→ Problem requirements:
Below are entries. Pull out all lines containing "have".

→ Given data:

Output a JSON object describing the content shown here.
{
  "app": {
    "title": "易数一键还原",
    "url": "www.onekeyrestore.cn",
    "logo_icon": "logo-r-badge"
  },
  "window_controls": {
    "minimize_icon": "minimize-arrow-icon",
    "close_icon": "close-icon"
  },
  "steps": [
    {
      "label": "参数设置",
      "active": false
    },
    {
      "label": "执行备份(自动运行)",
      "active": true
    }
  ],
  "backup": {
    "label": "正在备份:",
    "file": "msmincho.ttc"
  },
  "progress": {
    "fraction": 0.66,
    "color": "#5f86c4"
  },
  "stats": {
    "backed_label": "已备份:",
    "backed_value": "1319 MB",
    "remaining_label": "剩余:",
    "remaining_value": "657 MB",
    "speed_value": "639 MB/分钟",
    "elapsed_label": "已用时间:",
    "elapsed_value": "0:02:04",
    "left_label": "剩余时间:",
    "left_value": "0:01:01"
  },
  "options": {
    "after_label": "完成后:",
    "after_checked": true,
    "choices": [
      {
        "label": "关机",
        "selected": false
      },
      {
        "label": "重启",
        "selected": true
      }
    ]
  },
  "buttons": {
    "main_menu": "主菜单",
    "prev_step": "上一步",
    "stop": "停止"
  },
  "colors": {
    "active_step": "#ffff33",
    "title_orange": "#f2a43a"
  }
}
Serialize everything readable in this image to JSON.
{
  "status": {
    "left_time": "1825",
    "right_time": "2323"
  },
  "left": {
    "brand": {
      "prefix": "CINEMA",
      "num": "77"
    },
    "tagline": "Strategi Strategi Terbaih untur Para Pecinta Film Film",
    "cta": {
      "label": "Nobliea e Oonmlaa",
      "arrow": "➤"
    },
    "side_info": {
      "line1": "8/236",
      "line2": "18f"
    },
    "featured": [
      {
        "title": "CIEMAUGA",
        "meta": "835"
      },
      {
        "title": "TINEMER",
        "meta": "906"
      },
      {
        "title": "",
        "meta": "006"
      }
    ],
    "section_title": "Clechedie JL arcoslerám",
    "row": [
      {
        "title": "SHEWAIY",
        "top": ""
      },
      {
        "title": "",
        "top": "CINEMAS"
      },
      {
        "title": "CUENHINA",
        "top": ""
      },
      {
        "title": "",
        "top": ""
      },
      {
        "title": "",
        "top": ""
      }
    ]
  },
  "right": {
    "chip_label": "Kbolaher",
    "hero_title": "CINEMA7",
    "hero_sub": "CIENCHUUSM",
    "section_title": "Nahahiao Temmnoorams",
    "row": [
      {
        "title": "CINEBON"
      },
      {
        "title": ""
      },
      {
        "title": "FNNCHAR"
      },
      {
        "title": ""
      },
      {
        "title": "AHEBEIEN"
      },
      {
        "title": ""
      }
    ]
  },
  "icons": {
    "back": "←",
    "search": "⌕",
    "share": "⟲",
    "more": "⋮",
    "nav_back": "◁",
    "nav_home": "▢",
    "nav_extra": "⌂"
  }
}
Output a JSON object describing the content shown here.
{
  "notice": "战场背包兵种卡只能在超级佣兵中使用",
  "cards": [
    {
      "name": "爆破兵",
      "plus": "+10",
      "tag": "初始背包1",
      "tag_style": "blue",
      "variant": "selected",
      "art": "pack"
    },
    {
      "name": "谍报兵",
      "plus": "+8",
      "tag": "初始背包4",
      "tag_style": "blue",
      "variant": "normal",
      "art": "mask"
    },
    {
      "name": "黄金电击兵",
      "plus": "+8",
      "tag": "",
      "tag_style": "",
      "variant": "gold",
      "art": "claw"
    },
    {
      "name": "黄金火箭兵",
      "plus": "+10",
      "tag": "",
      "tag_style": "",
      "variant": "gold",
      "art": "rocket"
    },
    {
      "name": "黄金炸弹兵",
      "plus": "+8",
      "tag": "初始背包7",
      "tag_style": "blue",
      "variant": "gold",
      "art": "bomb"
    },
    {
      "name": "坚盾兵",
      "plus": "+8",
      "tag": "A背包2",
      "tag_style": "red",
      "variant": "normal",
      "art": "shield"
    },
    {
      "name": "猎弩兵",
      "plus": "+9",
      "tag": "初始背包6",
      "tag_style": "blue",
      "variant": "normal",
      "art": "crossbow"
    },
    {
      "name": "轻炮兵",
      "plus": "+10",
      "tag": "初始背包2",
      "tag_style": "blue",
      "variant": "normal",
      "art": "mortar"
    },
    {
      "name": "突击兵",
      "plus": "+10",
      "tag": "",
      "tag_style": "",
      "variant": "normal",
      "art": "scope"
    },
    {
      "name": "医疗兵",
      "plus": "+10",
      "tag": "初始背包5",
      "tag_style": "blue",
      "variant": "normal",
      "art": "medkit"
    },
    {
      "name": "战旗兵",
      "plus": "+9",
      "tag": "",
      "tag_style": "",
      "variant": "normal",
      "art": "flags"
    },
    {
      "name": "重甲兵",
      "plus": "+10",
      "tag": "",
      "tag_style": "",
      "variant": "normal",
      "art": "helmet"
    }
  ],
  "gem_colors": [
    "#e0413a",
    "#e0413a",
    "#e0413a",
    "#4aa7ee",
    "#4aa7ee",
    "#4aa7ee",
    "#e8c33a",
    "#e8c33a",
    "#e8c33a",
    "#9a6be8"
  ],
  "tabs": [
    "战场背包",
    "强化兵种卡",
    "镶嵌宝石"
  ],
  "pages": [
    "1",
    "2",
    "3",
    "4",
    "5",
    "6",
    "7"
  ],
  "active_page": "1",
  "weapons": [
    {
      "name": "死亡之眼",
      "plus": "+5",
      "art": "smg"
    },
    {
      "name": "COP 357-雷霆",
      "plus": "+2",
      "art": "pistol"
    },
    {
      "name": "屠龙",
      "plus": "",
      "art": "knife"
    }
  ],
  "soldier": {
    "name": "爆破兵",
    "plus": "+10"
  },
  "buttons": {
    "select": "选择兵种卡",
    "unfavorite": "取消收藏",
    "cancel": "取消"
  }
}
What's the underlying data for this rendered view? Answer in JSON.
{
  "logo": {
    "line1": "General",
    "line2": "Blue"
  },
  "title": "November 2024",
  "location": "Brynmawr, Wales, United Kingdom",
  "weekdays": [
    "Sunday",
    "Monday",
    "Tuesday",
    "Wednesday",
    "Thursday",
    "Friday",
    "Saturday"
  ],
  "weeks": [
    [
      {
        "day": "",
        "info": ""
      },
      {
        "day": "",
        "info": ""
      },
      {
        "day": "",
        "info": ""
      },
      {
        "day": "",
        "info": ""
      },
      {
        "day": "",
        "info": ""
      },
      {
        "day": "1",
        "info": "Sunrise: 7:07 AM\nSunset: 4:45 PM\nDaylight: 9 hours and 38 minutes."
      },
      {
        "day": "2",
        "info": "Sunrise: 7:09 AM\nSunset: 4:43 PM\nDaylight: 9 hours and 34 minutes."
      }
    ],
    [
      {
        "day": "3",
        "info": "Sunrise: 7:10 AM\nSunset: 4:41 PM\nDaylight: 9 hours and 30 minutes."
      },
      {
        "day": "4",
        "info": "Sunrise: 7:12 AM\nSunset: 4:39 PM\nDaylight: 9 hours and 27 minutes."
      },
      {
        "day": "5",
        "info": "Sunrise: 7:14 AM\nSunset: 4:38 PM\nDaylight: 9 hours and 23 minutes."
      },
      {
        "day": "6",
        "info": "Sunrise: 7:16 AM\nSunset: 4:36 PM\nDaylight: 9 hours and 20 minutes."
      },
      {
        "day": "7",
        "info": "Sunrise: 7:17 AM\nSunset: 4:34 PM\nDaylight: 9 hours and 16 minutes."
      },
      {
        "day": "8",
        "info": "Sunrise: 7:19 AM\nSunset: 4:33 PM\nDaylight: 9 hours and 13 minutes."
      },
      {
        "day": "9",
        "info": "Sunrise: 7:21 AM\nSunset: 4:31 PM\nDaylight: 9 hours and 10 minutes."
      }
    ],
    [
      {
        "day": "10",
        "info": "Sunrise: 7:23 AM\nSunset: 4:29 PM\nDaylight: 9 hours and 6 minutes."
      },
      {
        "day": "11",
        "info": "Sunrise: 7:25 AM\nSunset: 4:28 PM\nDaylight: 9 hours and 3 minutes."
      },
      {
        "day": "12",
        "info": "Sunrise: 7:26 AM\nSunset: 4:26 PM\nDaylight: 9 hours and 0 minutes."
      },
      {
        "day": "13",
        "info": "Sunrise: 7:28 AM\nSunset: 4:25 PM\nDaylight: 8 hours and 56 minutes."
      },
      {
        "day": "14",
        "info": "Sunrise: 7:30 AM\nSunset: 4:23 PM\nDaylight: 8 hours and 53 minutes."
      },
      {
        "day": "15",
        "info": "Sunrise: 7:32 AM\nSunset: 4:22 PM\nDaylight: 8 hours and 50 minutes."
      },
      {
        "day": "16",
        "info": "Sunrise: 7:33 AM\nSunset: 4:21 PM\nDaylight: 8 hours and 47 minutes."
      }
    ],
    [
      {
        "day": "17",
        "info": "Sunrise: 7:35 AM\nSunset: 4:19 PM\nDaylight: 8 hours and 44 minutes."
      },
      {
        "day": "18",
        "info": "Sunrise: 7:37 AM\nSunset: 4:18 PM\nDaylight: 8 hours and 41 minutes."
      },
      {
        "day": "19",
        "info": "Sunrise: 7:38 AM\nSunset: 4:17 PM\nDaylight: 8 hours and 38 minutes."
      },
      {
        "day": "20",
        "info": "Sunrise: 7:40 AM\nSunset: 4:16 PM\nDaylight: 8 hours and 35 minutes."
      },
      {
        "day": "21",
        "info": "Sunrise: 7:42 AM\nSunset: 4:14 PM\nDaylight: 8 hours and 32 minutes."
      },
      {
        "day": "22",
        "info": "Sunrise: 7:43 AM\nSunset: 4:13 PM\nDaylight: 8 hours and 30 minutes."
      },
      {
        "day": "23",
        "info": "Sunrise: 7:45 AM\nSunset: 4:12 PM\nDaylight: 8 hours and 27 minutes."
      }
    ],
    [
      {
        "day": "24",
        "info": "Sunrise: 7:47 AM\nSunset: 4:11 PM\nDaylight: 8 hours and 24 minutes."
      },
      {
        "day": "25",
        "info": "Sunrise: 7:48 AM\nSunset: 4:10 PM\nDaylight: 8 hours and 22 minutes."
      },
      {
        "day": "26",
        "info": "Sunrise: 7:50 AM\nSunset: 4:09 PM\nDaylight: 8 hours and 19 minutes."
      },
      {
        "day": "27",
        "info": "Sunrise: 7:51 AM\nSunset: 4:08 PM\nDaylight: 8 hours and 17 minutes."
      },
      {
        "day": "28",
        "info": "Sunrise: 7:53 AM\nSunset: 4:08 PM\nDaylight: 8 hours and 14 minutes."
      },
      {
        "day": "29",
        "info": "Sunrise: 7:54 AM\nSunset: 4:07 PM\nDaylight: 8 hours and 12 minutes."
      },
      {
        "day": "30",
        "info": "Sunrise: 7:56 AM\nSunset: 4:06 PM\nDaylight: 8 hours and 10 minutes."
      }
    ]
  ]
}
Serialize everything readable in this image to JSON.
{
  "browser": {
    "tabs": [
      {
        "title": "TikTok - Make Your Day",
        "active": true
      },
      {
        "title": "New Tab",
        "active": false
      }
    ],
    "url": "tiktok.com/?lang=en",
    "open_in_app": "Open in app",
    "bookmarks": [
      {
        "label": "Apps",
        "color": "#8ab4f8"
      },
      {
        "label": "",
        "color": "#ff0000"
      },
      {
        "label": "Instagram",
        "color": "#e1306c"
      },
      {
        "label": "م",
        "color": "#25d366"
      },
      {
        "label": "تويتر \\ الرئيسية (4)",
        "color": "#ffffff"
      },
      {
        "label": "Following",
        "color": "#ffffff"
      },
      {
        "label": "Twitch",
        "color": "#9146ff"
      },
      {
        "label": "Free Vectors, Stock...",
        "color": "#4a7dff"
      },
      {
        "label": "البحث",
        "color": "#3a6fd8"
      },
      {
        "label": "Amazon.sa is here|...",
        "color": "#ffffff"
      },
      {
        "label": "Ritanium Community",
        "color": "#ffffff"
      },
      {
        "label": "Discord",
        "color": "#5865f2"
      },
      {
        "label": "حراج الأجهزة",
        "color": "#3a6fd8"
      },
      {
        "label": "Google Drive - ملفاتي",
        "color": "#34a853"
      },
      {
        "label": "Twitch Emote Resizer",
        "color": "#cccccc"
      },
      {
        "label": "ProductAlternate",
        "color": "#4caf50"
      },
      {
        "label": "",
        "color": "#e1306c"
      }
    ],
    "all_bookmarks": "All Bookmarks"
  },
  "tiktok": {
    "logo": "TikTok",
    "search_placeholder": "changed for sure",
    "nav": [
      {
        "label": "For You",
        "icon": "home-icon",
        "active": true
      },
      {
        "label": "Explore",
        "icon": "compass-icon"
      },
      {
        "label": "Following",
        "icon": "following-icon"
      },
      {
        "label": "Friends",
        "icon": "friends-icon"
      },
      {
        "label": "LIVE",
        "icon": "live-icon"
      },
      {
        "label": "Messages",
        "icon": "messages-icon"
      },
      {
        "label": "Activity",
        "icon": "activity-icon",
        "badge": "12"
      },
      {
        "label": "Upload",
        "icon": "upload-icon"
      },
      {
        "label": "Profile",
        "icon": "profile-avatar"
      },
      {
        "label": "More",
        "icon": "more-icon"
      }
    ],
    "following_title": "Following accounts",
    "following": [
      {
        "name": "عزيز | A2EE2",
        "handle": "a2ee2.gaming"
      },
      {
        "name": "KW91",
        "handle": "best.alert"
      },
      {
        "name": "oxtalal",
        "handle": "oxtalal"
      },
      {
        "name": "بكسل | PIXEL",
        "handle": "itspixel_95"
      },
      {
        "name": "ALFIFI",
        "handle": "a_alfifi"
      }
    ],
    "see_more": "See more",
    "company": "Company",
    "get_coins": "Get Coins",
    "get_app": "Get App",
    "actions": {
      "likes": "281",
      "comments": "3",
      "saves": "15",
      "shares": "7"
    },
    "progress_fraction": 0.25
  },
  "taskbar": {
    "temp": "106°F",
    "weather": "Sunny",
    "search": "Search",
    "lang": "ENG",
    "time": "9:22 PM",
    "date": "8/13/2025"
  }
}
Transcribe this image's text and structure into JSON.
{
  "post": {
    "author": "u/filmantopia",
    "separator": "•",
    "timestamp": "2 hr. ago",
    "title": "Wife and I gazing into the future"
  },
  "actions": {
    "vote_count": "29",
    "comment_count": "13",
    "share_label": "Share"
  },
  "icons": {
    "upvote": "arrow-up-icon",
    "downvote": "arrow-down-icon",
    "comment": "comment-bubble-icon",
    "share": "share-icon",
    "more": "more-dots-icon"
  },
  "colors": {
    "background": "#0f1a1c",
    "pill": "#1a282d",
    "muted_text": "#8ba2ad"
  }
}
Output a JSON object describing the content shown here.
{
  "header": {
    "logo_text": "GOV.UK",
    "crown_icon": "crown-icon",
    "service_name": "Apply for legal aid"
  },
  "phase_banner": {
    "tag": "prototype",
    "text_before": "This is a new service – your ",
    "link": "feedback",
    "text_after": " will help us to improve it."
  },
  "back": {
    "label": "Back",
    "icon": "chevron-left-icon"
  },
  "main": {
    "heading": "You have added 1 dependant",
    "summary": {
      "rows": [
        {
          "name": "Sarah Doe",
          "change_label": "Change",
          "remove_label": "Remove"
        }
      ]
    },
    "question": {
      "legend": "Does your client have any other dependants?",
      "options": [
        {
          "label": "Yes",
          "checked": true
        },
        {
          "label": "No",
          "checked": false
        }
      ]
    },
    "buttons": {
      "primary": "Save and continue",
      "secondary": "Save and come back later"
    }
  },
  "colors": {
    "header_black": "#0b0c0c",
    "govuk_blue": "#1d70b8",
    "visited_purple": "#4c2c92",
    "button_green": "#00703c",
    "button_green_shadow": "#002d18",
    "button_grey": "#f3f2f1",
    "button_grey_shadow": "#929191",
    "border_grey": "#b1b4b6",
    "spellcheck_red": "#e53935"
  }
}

→ Response to this task:
    "heading": "You have added 1 dependant",
      "legend": "Does your client have any other dependants?",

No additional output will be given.